--- begin ---

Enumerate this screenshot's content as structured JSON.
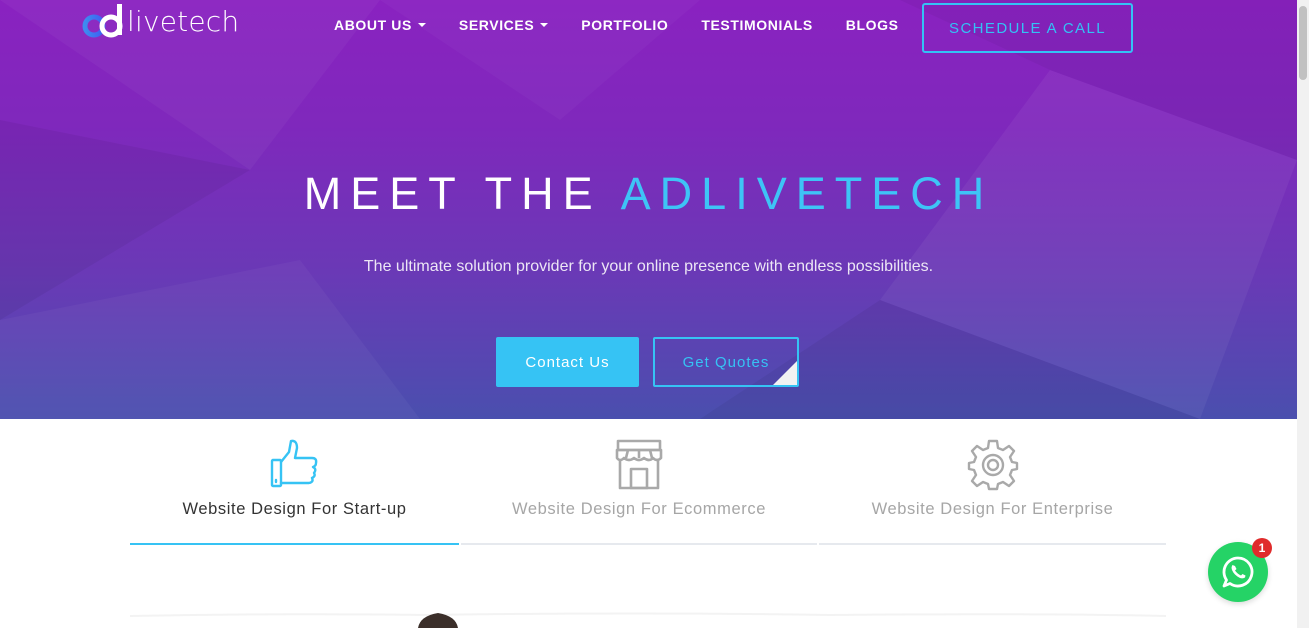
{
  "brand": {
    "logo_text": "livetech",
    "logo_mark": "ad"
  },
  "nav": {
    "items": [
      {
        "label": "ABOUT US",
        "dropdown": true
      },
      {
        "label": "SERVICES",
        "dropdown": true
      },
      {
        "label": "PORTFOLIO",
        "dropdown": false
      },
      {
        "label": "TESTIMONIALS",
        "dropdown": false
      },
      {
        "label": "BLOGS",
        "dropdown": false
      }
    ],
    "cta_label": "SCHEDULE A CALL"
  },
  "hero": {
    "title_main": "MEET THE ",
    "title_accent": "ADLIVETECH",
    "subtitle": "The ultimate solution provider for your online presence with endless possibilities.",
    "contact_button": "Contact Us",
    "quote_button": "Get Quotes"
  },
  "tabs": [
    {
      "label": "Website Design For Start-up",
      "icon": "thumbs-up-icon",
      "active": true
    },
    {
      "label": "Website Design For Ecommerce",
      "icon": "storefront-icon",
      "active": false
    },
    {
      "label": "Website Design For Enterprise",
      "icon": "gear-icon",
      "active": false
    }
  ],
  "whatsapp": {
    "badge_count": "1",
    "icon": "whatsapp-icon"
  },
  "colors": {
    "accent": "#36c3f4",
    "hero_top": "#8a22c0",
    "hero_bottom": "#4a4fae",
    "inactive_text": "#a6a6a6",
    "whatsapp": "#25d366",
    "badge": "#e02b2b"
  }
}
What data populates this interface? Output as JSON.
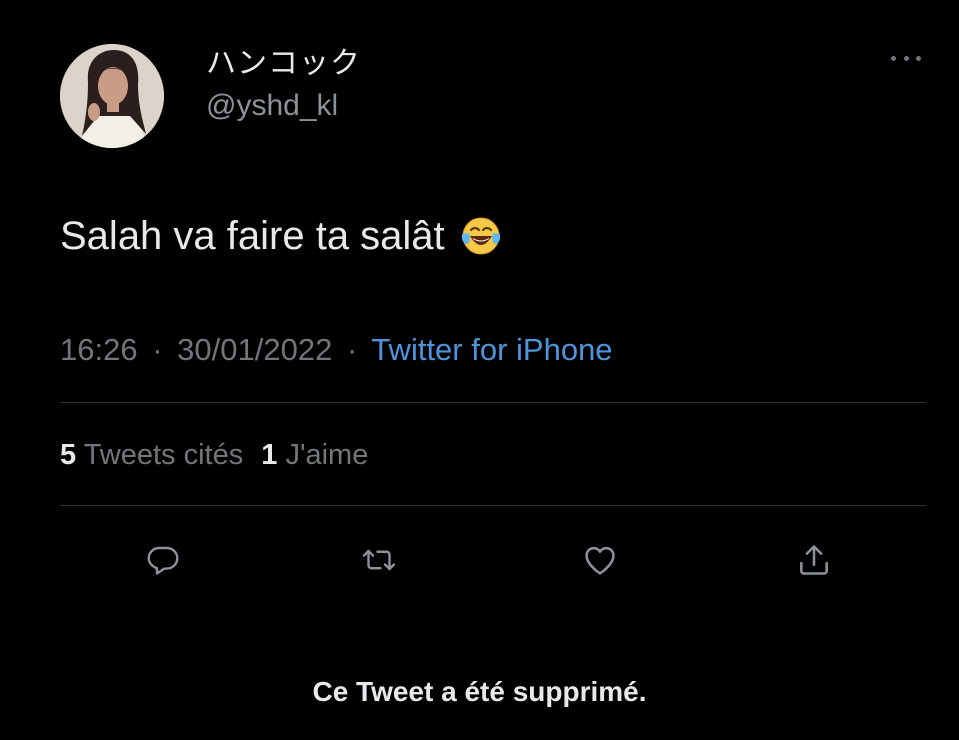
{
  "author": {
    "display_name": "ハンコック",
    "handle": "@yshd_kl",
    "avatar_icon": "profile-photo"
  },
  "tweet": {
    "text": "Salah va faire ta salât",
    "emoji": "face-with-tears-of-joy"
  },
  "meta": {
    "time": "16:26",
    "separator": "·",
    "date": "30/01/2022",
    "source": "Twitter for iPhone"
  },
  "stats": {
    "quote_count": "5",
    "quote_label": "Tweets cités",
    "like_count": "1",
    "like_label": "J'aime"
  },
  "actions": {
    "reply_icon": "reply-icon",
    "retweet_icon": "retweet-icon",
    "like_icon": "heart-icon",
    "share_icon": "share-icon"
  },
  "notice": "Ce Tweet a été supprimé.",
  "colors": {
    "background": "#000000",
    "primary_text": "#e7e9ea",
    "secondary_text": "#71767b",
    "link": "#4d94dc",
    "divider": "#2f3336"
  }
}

--- end ---

▶ [YOUR INSTRUCTIONS]:
Pictures stay out; repeat all the rest of the records exactly.

▶ [SOLUTION FOR THIS EXERCISE]:
Enumerate this screenshot's content as structured JSON.
{
  "brand": {
    "logo_text": "livetech",
    "logo_mark": "ad"
  },
  "nav": {
    "items": [
      {
        "label": "ABOUT US",
        "dropdown": true
      },
      {
        "label": "SERVICES",
        "dropdown": true
      },
      {
        "label": "PORTFOLIO",
        "dropdown": false
      },
      {
        "label": "TESTIMONIALS",
        "dropdown": false
      },
      {
        "label": "BLOGS",
        "dropdown": false
      }
    ],
    "cta_label": "SCHEDULE A CALL"
  },
  "hero": {
    "title_main": "MEET THE ",
    "title_accent": "ADLIVETECH",
    "subtitle": "The ultimate solution provider for your online presence with endless possibilities.",
    "contact_button": "Contact Us",
    "quote_button": "Get Quotes"
  },
  "tabs": [
    {
      "label": "Website Design For Start-up",
      "icon": "thumbs-up-icon",
      "active": true
    },
    {
      "label": "Website Design For Ecommerce",
      "icon": "storefront-icon",
      "active": false
    },
    {
      "label": "Website Design For Enterprise",
      "icon": "gear-icon",
      "active": false
    }
  ],
  "whatsapp": {
    "badge_count": "1",
    "icon": "whatsapp-icon"
  },
  "colors": {
    "accent": "#36c3f4",
    "hero_top": "#8a22c0",
    "hero_bottom": "#4a4fae",
    "inactive_text": "#a6a6a6",
    "whatsapp": "#25d366",
    "badge": "#e02b2b"
  }
}
What data populates this interface? Output as JSON.
{
  "author": {
    "display_name": "ハンコック",
    "handle": "@yshd_kl",
    "avatar_icon": "profile-photo"
  },
  "tweet": {
    "text": "Salah va faire ta salât",
    "emoji": "face-with-tears-of-joy"
  },
  "meta": {
    "time": "16:26",
    "separator": "·",
    "date": "30/01/2022",
    "source": "Twitter for iPhone"
  },
  "stats": {
    "quote_count": "5",
    "quote_label": "Tweets cités",
    "like_count": "1",
    "like_label": "J'aime"
  },
  "actions": {
    "reply_icon": "reply-icon",
    "retweet_icon": "retweet-icon",
    "like_icon": "heart-icon",
    "share_icon": "share-icon"
  },
  "notice": "Ce Tweet a été supprimé.",
  "colors": {
    "background": "#000000",
    "primary_text": "#e7e9ea",
    "secondary_text": "#71767b",
    "link": "#4d94dc",
    "divider": "#2f3336"
  }
}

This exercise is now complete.